TEKS BACAAN:
◇ ◇ ◇ ◇ ◇ ◇ ◇
Sidang Kasus Penggelapan Seret Bos Hotel di Medan
Bos LJ Hotel, Abdul Latief yang menjalani sidang perdana di Pengadilan Negeri Medan.

Sidang Kasus Penggelapan Seret Bos Hotel di Medan

Litigasi - Bos LJ Hotel, Abdul Latief yang terjerat kasus penipuan dan penggelapan uang sewa tanah dan bangunan hotel senilai Rp 4,5 Miliar, mulai disidangkan. Bos LJ Hotel yang terletak di Jalan Perintis Kemerdekaan No.17 A Medan ini duduk di kursi persidangan atas laporan saksi korban, Tatarjo Angkasa. 
 
Dalam dakwaan yang dibacakan Jaksa penuntut umum (JPU) Febrina Sebayang, di Ruang Cakra 6 Pengadilan Negeri (PN) Medan, Rabu (15/4/2020) sore, kasus ini bermula saat saksi korban Tatarjo berniat untuk menjual tanah dan bangunan miliknya di Jalan Perintis Kemerdekaan Kelurahan Gaharu Kecamatan Medan Timur. Melalui Siswanto Thio dan Asen, saksi korban akhirnya diperkenalkan dengan terdakwa yang mengaku profesional dalam mengelola perhotelan.
◇ ◇ ◇ ◇ ◇ ◇ ◇
SOAL LATIHAN:
[a] Sebutkan semua nama orang yang muncul dalam berita tentang sidang penggelapan di atas.
[b] Berapa nilai uang sewa tanah dan bangunan hotel dalam berita tentang sidang penggelapan di atas?
[c] Tuliskan lanjutan berita tentang sidang penggelapan di atas, dimulai setelah kalimat terakhirnya.

BLOK DATA:
◇ ◇ ◇ ◇ ◇ ◇ ◇
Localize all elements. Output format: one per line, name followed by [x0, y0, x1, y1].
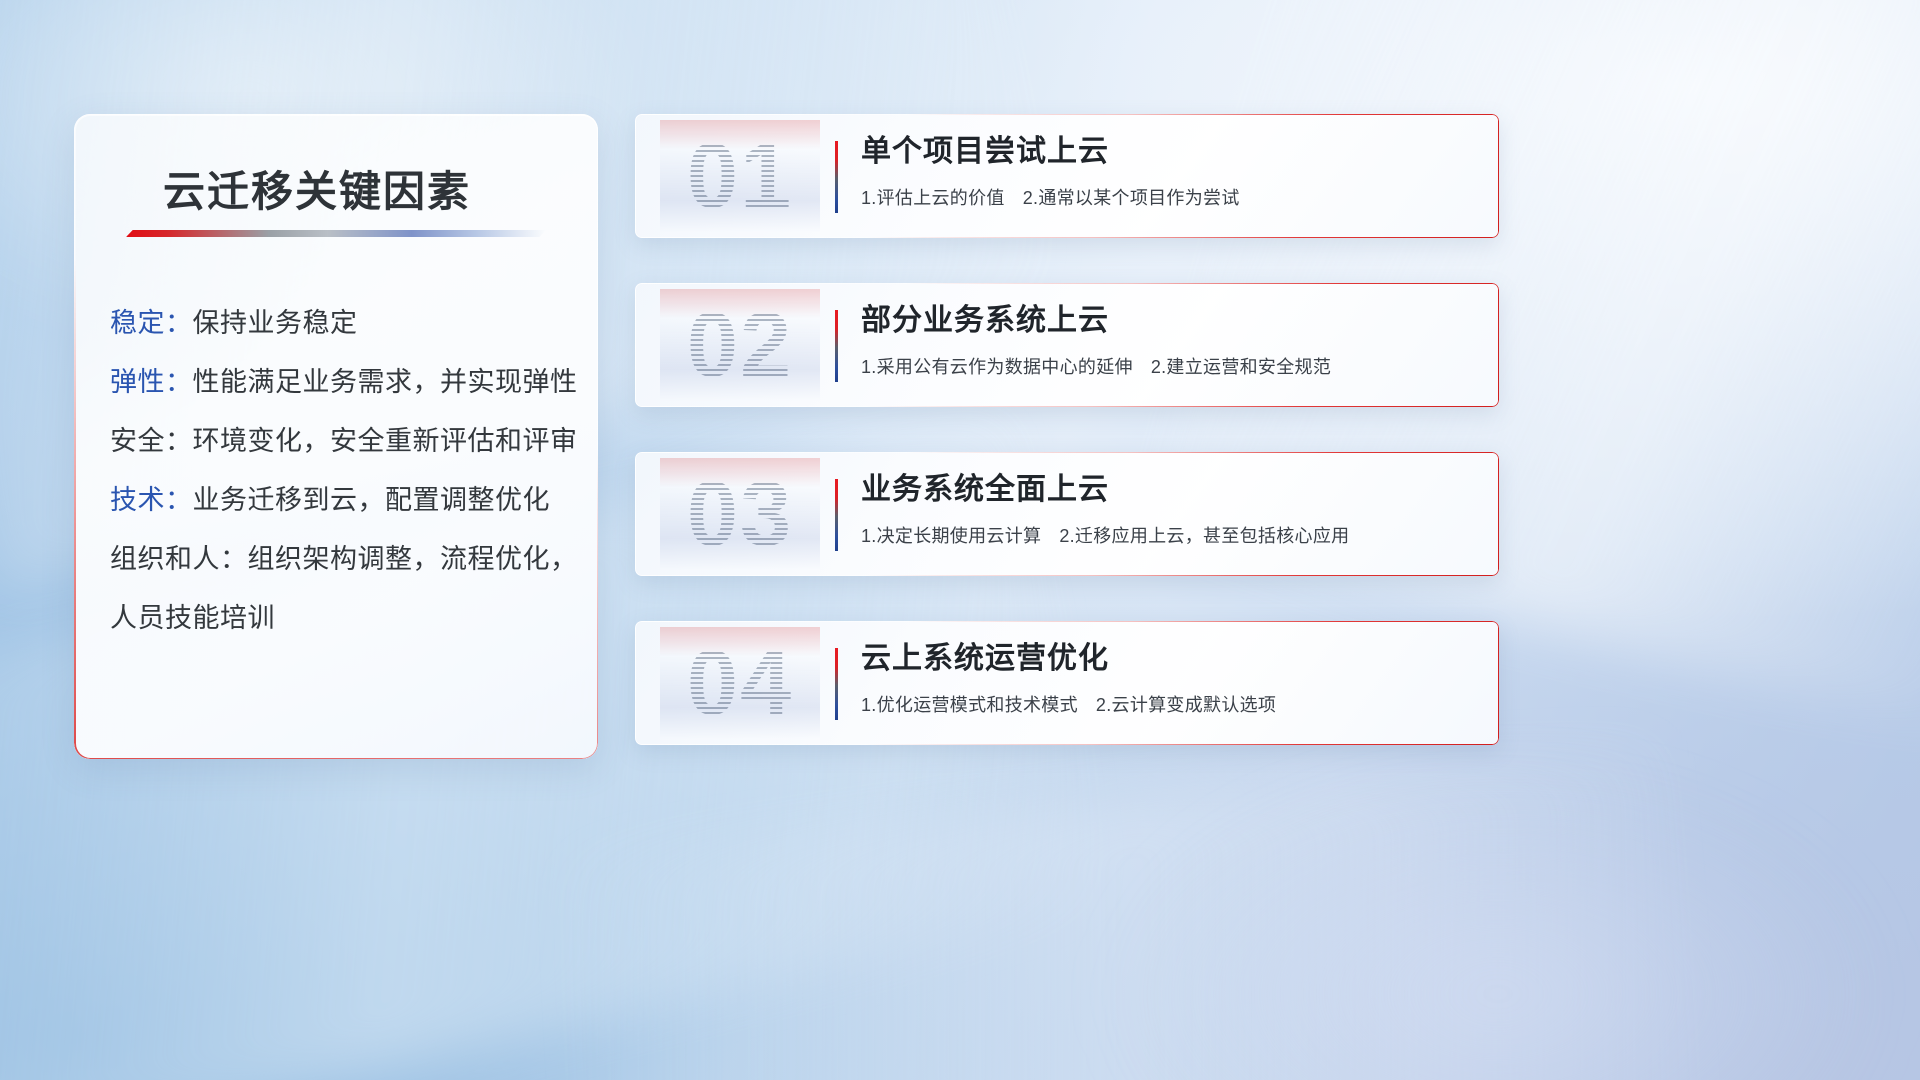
◇ ◇ ◇ ◇ ◇ ◇ ◇
KUNCI JAWABAN:
[a] Abdul Latief, Tatarjo Angkasa, Febrina Sebayang, Siswanto Thio, Asen

[b] Rp 4,5 miliar.

[c]
 
Terdakwa Abdul Latief kemudian mengutarakan niatnya untuk menyewa tanah dan bangunan milik saksi korban. Selanjutnya terjadi pertemuan dan perbincangan antara saksi korban dan terdakwa membahas tentang sewa tanah di kantor usaha Siswanto Tio pada 2017 silam.
 
Dalam pertemuan itu, terdakwa meyakinkan kepada saksi korban bahwa ia memiliki usaha perhotelan, mempunyai jual beli permata dan tabungan di Swiss hingga keuntungan miliaran rupiah. Saksi korban mulai tertarik oleh rayuan terdakwa, hingga menyatakan sistem persewaan kepada terdakwa. 
 
"Setelah pertemuan tersebut, selanjutnya Tatarjo Angkasa dengan terdakwa membuat kesepakatan sewa-menyewa tanah dan bangunan di Kantor Notaris dalam suatu perjanjian sewa menyewa Nomor 2 tanggal 2 Agustus 2017," ungkap Jaksa. 
 
Disepakatilah dalam isi perjanjian kontrak selama 8 tahun, terhitung 2017 hingga 2025 yang dilakukan dengan 8 tahap pembayaran. Terdakwa Abdul Latief selanjutnya melakukan pembayaran sewa bulan pertama Juli 2017 sebesar Rp200 juta. Hingga bulan keenam terdakwa masih lancar membayar sewa dengan jumlah bervariasi.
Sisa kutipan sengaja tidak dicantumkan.